Description of the task -
Which lines in the records below contain the word "týden"? Copy each of them.

Supplied records -
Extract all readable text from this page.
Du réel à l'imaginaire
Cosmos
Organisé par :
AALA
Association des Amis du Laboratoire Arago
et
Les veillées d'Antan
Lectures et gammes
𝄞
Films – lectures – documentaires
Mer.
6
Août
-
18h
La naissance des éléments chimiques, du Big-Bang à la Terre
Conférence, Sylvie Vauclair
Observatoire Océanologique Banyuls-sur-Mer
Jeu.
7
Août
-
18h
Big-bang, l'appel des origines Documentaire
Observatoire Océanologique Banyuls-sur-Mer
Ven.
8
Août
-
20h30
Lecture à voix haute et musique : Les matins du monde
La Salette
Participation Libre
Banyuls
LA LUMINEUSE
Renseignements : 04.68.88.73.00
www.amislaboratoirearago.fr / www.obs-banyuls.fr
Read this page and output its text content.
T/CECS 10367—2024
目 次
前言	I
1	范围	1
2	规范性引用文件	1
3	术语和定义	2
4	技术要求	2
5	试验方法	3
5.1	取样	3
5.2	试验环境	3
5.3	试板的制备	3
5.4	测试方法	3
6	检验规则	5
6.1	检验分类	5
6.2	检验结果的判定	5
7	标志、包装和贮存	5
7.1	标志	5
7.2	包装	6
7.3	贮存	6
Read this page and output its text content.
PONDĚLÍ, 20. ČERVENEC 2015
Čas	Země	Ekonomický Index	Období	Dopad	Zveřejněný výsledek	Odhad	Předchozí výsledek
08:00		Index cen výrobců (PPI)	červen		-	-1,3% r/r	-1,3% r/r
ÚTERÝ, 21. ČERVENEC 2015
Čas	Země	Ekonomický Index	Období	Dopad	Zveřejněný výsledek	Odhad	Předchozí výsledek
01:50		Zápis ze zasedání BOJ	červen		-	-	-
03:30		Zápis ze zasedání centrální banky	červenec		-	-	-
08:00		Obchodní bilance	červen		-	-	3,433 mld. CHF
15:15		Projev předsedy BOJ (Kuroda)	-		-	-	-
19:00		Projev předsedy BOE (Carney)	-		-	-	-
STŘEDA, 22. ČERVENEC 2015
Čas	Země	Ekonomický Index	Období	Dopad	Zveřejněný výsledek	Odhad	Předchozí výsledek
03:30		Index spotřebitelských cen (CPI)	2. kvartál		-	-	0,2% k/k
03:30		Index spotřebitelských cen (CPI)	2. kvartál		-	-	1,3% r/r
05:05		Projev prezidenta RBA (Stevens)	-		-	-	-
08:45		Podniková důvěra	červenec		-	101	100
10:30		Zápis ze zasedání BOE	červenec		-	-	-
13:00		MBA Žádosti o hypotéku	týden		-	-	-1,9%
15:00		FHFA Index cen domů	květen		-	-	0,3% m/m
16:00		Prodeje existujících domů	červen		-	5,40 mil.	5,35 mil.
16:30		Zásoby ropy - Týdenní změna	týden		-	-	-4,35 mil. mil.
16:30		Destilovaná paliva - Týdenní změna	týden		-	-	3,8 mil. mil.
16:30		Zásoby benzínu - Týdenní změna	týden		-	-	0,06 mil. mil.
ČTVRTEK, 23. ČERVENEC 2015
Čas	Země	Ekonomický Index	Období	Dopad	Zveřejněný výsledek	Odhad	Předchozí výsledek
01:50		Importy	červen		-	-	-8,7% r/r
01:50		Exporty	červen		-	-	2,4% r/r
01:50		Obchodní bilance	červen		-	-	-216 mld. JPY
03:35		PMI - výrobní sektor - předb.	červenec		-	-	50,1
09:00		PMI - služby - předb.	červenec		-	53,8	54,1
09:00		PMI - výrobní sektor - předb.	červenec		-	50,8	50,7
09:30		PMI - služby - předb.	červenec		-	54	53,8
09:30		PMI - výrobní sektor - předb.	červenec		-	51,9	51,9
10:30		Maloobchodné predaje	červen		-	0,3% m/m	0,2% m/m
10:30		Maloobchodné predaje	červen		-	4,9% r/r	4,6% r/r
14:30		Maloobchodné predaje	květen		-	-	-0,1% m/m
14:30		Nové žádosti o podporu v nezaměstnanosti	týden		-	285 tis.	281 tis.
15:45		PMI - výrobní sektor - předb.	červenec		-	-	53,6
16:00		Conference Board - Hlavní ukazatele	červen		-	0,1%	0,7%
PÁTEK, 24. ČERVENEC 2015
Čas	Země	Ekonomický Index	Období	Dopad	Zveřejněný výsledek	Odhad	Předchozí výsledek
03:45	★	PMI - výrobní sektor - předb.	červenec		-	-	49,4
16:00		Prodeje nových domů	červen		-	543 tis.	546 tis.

Answer to this exercise -
13:00		MBA Žádosti o hypotéku	týden		-	-	-1,9%
16:30		Zásoby ropy - Týdenní změna	týden		-	-	-4,35 mil. mil.
16:30		Destilovaná paliva - Týdenní změna	týden		-	-	3,8 mil. mil.
16:30		Zásoby benzínu - Týdenní změna	týden		-	-	0,06 mil. mil.
14:30		Nové žádosti o podporu v nezaměstnanosti	týden		-	285 tis.	281 tis.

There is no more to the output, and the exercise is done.